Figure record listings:
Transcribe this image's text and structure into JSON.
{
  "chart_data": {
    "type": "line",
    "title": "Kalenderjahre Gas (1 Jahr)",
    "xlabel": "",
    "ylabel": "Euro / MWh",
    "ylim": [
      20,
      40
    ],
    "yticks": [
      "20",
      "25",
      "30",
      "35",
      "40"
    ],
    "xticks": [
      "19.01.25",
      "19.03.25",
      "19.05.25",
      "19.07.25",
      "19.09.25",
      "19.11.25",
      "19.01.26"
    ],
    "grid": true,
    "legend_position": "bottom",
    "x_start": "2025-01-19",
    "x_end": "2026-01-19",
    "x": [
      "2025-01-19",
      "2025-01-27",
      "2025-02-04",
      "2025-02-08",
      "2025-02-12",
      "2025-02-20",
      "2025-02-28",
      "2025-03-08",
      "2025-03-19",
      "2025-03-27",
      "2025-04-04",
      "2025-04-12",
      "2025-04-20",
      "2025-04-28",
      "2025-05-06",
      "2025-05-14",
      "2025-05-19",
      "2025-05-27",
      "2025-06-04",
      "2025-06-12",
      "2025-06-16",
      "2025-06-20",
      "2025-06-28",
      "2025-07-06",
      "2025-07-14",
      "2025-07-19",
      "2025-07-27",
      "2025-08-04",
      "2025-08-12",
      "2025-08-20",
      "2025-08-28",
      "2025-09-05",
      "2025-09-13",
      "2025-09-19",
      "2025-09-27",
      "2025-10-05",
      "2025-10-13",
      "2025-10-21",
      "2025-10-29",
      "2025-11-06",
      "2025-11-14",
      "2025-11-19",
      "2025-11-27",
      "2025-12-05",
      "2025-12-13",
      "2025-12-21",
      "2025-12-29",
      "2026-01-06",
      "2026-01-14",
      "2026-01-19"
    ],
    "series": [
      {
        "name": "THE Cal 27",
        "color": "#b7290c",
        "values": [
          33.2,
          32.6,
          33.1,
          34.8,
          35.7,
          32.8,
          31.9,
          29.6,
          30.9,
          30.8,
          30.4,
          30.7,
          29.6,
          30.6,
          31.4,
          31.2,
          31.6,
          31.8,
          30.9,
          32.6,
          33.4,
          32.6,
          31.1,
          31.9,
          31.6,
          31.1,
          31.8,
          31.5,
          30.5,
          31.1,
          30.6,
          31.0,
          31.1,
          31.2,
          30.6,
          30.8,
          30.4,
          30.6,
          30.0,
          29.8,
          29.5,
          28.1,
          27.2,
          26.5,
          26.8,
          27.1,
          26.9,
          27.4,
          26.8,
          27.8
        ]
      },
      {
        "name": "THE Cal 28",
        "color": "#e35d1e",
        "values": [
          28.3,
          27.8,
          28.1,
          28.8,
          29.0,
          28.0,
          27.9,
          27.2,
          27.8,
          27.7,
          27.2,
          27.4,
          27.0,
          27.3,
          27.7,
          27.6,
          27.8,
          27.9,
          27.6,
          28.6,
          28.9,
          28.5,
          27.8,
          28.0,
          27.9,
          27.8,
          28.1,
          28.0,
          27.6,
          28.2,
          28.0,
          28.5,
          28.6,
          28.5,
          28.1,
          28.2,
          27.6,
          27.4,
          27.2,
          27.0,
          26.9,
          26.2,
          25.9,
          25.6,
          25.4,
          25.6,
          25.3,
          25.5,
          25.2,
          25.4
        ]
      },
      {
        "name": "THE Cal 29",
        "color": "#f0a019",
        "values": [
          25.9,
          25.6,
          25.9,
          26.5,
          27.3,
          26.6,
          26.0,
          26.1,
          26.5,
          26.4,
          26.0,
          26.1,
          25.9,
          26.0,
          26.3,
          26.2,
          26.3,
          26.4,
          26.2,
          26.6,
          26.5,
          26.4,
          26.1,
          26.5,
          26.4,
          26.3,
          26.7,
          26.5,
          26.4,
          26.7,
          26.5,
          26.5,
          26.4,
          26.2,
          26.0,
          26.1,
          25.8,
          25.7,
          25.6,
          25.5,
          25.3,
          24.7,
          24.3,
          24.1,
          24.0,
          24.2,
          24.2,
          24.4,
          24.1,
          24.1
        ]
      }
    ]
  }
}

### Work required
Find the word "color" in the data and copy out each line where it turns up.

### Written response
        "color": "#b7290c",
        "color": "#e35d1e",
        "color": "#f0a019",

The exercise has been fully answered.